▸ **Work to be completed**
Omit the pictures from the entries below and retype everything else exactly.

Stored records
******
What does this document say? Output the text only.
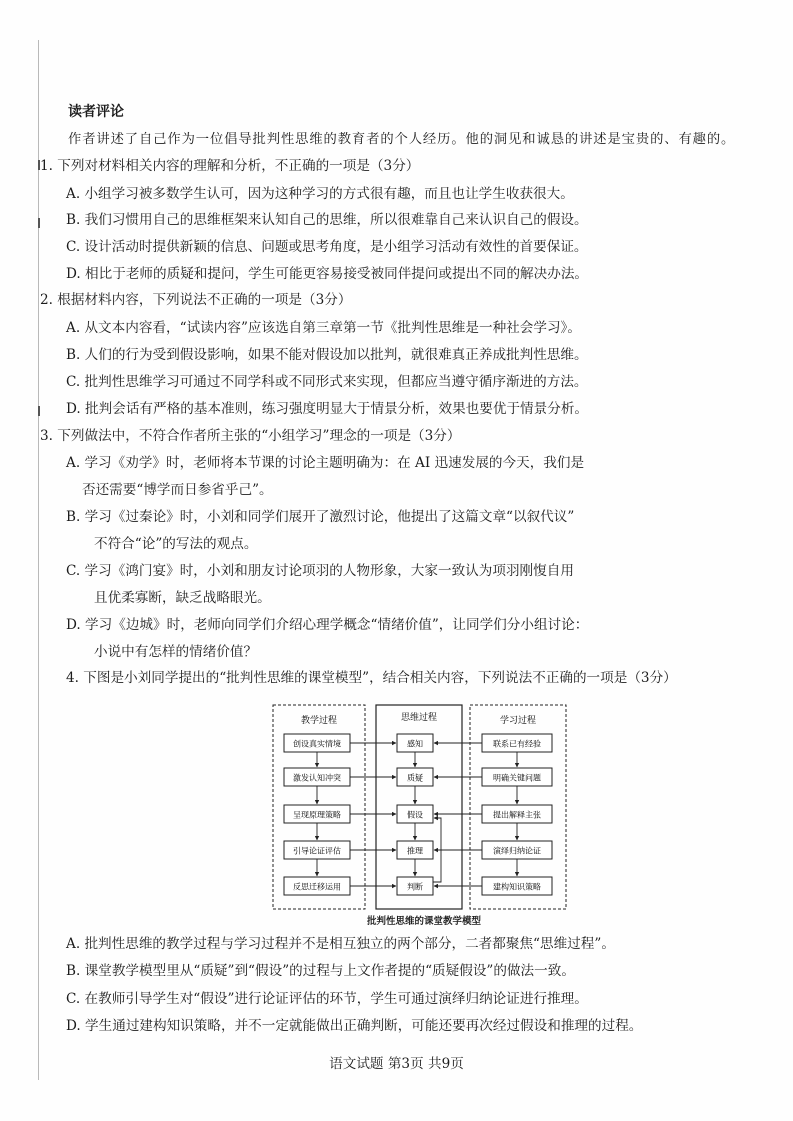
读者评论
作者讲述了自己作为一位倡导批判性思维的教育者的个人经历。他的洞见和诚恳的讲述是宝贵的、有趣的。
1. 下列对材料相关内容的理解和分析，不正确的一项是（3分）
A. 小组学习被多数学生认可，因为这种学习的方式很有趣，而且也让学生收获很大。
B. 我们习惯用自己的思维框架来认知自己的思维，所以很难靠自己来认识自己的假设。
C. 设计活动时提供新颖的信息、问题或思考角度，是小组学习活动有效性的首要保证。
D. 相比于老师的质疑和提问，学生可能更容易接受被同伴提问或提出不同的解决办法。
2. 根据材料内容，下列说法不正确的一项是（3分）
A. 从文本内容看，“试读内容”应该选自第三章第一节《批判性思维是一种社会学习》。
B. 人们的行为受到假设影响，如果不能对假设加以批判，就很难真正养成批判性思维。
C. 批判性思维学习可通过不同学科或不同形式来实现，但都应当遵守循序渐进的方法。
D. 批判会话有严格的基本准则，练习强度明显大于情景分析，效果也要优于情景分析。
3. 下列做法中，不符合作者所主张的“小组学习”理念的一项是（3分）
A. 学习《劝学》时，老师将本节课的讨论主题明确为：在 AI 迅速发展的今天，我们是
否还需要“博学而日参省乎己”。
B. 学习《过秦论》时，小刘和同学们展开了激烈讨论，他提出了这篇文章“以叙代议”
不符合“论”的写法的观点。
C. 学习《鸿门宴》时，小刘和朋友讨论项羽的人物形象，大家一致认为项羽刚愎自用
且优柔寡断，缺乏战略眼光。
D. 学习《边城》时，老师向同学们介绍心理学概念“情绪价值”，让同学们分小组讨论：
小说中有怎样的情绪价值？
4. 下图是小刘同学提出的“批判性思维的课堂模型”，结合相关内容，下列说法不正确的一项是（3分）
教学过程	思维过程	学习过程
创设真实情境
激发认知冲突
呈现原理策略
引导论证评估
反思迁移运用
感知
质疑
假设
推理
判断
联系已有经验
明确关键问题
提出解释主张
演绎归纳论证
建构知识策略
批判性思维的课堂教学模型
A. 批判性思维的教学过程与学习过程并不是相互独立的两个部分，二者都聚焦“思维过程”。
B. 课堂教学模型里从“质疑”到“假设”的过程与上文作者提的“质疑假设”的做法一致。
C. 在教师引导学生对“假设”进行论证评估的环节，学生可通过演绎归纳论证进行推理。
D. 学生通过建构知识策略，并不一定就能做出正确判断，可能还要再次经过假设和推理的过程。
语文试题 第3页 共9页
******
▸ **Solution for this exercise**
What does this document say? Output the text only.
读者评论
作者讲述了自己作为一位倡导批判性思维的教育者的个人经历。他的洞见和诚恳的讲述是宝贵的、有趣的。
1. 下列对材料相关内容的理解和分析，不正确的一项是（3分）
A. 小组学习被多数学生认可，因为这种学习的方式很有趣，而且也让学生收获很大。
B. 我们习惯用自己的思维框架来认知自己的思维，所以很难靠自己来认识自己的假设。
C. 设计活动时提供新颖的信息、问题或思考角度，是小组学习活动有效性的首要保证。
D. 相比于老师的质疑和提问，学生可能更容易接受被同伴提问或提出不同的解决办法。
2. 根据材料内容，下列说法不正确的一项是（3分）
A. 从文本内容看，“试读内容”应该选自第三章第一节《批判性思维是一种社会学习》。
B. 人们的行为受到假设影响，如果不能对假设加以批判，就很难真正养成批判性思维。
C. 批判性思维学习可通过不同学科或不同形式来实现，但都应当遵守循序渐进的方法。
D. 批判会话有严格的基本准则，练习强度明显大于情景分析，效果也要优于情景分析。
3. 下列做法中，不符合作者所主张的“小组学习”理念的一项是（3分）
A. 学习《劝学》时，老师将本节课的讨论主题明确为：在 AI 迅速发展的今天，我们是
否还需要“博学而日参省乎己”。
B. 学习《过秦论》时，小刘和同学们展开了激烈讨论，他提出了这篇文章“以叙代议”
不符合“论”的写法的观点。
C. 学习《鸿门宴》时，小刘和朋友讨论项羽的人物形象，大家一致认为项羽刚愎自用
且优柔寡断，缺乏战略眼光。
D. 学习《边城》时，老师向同学们介绍心理学概念“情绪价值”，让同学们分小组讨论：
小说中有怎样的情绪价值？
4. 下图是小刘同学提出的“批判性思维的课堂模型”，结合相关内容，下列说法不正确的一项是（3分）
教学过程	思维过程	学习过程
创设真实情境
激发认知冲突
呈现原理策略
引导论证评估
反思迁移运用
感知
质疑
假设
推理
判断
联系已有经验
明确关键问题
提出解释主张
演绎归纳论证
建构知识策略
批判性思维的课堂教学模型
A. 批判性思维的教学过程与学习过程并不是相互独立的两个部分，二者都聚焦“思维过程”。
B. 课堂教学模型里从“质疑”到“假设”的过程与上文作者提的“质疑假设”的做法一致。
C. 在教师引导学生对“假设”进行论证评估的环节，学生可通过演绎归纳论证进行推理。
D. 学生通过建构知识策略，并不一定就能做出正确判断，可能还要再次经过假设和推理的过程。
语文试题 第3页 共9页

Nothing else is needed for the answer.